[Start SUPPLIED DATA]
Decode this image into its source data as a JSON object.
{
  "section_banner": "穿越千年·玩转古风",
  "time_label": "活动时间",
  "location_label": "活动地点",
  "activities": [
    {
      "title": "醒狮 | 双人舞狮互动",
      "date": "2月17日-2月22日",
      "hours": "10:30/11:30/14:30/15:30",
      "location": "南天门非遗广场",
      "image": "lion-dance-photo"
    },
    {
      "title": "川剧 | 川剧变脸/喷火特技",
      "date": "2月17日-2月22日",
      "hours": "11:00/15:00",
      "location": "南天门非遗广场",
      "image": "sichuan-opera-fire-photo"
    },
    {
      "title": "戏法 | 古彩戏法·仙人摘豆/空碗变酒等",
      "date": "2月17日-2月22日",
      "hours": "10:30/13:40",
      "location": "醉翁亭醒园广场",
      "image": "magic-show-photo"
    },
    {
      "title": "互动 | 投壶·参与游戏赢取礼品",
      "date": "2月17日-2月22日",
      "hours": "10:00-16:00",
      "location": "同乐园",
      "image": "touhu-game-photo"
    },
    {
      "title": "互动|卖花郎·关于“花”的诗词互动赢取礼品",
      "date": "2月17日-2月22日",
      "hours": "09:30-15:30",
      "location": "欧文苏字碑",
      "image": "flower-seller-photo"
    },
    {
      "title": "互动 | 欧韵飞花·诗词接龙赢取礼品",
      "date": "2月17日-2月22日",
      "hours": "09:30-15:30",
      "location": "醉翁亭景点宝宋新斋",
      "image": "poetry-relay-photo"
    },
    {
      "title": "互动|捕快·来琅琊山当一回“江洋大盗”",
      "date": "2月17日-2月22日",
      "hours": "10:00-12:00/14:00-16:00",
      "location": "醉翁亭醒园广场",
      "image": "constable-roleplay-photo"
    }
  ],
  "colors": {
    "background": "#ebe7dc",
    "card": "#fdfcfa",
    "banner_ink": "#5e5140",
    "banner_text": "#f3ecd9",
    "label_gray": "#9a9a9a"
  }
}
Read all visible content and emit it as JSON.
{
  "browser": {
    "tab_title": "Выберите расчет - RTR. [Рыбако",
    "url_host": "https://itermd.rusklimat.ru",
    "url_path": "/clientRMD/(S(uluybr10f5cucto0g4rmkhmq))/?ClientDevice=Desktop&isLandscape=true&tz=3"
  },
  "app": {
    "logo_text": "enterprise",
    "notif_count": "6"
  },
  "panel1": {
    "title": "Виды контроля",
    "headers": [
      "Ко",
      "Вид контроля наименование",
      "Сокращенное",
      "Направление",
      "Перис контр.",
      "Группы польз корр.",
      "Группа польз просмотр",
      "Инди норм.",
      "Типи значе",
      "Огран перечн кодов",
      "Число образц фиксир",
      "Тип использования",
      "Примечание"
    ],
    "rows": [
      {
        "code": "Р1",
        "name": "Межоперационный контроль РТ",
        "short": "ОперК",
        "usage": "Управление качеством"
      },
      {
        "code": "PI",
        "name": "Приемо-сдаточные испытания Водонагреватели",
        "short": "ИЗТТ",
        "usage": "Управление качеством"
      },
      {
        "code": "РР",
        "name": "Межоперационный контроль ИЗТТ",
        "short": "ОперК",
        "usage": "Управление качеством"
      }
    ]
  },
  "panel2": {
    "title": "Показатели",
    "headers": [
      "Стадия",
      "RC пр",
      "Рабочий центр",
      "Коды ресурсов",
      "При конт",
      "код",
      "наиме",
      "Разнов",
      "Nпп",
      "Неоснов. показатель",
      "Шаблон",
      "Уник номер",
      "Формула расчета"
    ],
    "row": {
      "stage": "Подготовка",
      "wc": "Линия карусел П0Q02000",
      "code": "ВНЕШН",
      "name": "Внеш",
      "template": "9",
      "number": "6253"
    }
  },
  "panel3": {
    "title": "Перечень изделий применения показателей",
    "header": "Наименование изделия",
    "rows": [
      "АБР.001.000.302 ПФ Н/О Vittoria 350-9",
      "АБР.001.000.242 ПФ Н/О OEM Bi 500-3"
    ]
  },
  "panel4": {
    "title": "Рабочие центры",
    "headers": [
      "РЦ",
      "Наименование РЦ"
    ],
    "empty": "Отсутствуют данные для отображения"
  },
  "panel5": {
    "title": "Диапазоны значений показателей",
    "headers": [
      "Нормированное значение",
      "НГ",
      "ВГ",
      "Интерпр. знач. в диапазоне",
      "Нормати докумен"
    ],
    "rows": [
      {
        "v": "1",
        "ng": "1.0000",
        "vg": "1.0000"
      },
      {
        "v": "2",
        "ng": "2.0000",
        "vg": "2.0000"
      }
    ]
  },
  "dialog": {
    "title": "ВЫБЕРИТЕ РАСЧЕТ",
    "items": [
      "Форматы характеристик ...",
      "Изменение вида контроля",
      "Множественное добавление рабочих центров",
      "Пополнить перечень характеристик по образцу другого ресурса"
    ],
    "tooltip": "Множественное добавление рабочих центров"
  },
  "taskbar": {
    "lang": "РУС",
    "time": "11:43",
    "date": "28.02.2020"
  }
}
[End SUPPLIED DATA]
- AIM OF THE TASK: Output all of the material exactly as written.

- FINISHED TASK:
Decode this image into its source data as a JSON object.
{
  "section_banner": "穿越千年·玩转古风",
  "time_label": "活动时间",
  "location_label": "活动地点",
  "activities": [
    {
      "title": "醒狮 | 双人舞狮互动",
      "date": "2月17日-2月22日",
      "hours": "10:30/11:30/14:30/15:30",
      "location": "南天门非遗广场",
      "image": "lion-dance-photo"
    },
    {
      "title": "川剧 | 川剧变脸/喷火特技",
      "date": "2月17日-2月22日",
      "hours": "11:00/15:00",
      "location": "南天门非遗广场",
      "image": "sichuan-opera-fire-photo"
    },
    {
      "title": "戏法 | 古彩戏法·仙人摘豆/空碗变酒等",
      "date": "2月17日-2月22日",
      "hours": "10:30/13:40",
      "location": "醉翁亭醒园广场",
      "image": "magic-show-photo"
    },
    {
      "title": "互动 | 投壶·参与游戏赢取礼品",
      "date": "2月17日-2月22日",
      "hours": "10:00-16:00",
      "location": "同乐园",
      "image": "touhu-game-photo"
    },
    {
      "title": "互动|卖花郎·关于“花”的诗词互动赢取礼品",
      "date": "2月17日-2月22日",
      "hours": "09:30-15:30",
      "location": "欧文苏字碑",
      "image": "flower-seller-photo"
    },
    {
      "title": "互动 | 欧韵飞花·诗词接龙赢取礼品",
      "date": "2月17日-2月22日",
      "hours": "09:30-15:30",
      "location": "醉翁亭景点宝宋新斋",
      "image": "poetry-relay-photo"
    },
    {
      "title": "互动|捕快·来琅琊山当一回“江洋大盗”",
      "date": "2月17日-2月22日",
      "hours": "10:00-12:00/14:00-16:00",
      "location": "醉翁亭醒园广场",
      "image": "constable-roleplay-photo"
    }
  ],
  "colors": {
    "background": "#ebe7dc",
    "card": "#fdfcfa",
    "banner_ink": "#5e5140",
    "banner_text": "#f3ecd9",
    "label_gray": "#9a9a9a"
  }
}
Read all visible content and emit it as JSON.
{
  "browser": {
    "tab_title": "Выберите расчет - RTR. [Рыбако",
    "url_host": "https://itermd.rusklimat.ru",
    "url_path": "/clientRMD/(S(uluybr10f5cucto0g4rmkhmq))/?ClientDevice=Desktop&isLandscape=true&tz=3"
  },
  "app": {
    "logo_text": "enterprise",
    "notif_count": "6"
  },
  "panel1": {
    "title": "Виды контроля",
    "headers": [
      "Ко",
      "Вид контроля наименование",
      "Сокращенное",
      "Направление",
      "Перис контр.",
      "Группы польз корр.",
      "Группа польз просмотр",
      "Инди норм.",
      "Типи значе",
      "Огран перечн кодов",
      "Число образц фиксир",
      "Тип использования",
      "Примечание"
    ],
    "rows": [
      {
        "code": "Р1",
        "name": "Межоперационный контроль РТ",
        "short": "ОперК",
        "usage": "Управление качеством"
      },
      {
        "code": "PI",
        "name": "Приемо-сдаточные испытания Водонагреватели",
        "short": "ИЗТТ",
        "usage": "Управление качеством"
      },
      {
        "code": "РР",
        "name": "Межоперационный контроль ИЗТТ",
        "short": "ОперК",
        "usage": "Управление качеством"
      }
    ]
  },
  "panel2": {
    "title": "Показатели",
    "headers": [
      "Стадия",
      "RC пр",
      "Рабочий центр",
      "Коды ресурсов",
      "При конт",
      "код",
      "наиме",
      "Разнов",
      "Nпп",
      "Неоснов. показатель",
      "Шаблон",
      "Уник номер",
      "Формула расчета"
    ],
    "row": {
      "stage": "Подготовка",
      "wc": "Линия карусел П0Q02000",
      "code": "ВНЕШН",
      "name": "Внеш",
      "template": "9",
      "number": "6253"
    }
  },
  "panel3": {
    "title": "Перечень изделий применения показателей",
    "header": "Наименование изделия",
    "rows": [
      "АБР.001.000.302 ПФ Н/О Vittoria 350-9",
      "АБР.001.000.242 ПФ Н/О OEM Bi 500-3"
    ]
  },
  "panel4": {
    "title": "Рабочие центры",
    "headers": [
      "РЦ",
      "Наименование РЦ"
    ],
    "empty": "Отсутствуют данные для отображения"
  },
  "panel5": {
    "title": "Диапазоны значений показателей",
    "headers": [
      "Нормированное значение",
      "НГ",
      "ВГ",
      "Интерпр. знач. в диапазоне",
      "Нормати докумен"
    ],
    "rows": [
      {
        "v": "1",
        "ng": "1.0000",
        "vg": "1.0000"
      },
      {
        "v": "2",
        "ng": "2.0000",
        "vg": "2.0000"
      }
    ]
  },
  "dialog": {
    "title": "ВЫБЕРИТЕ РАСЧЕТ",
    "items": [
      "Форматы характеристик ...",
      "Изменение вида контроля",
      "Множественное добавление рабочих центров",
      "Пополнить перечень характеристик по образцу другого ресурса"
    ],
    "tooltip": "Множественное добавление рабочих центров"
  },
  "taskbar": {
    "lang": "РУС",
    "time": "11:43",
    "date": "28.02.2020"
  }
}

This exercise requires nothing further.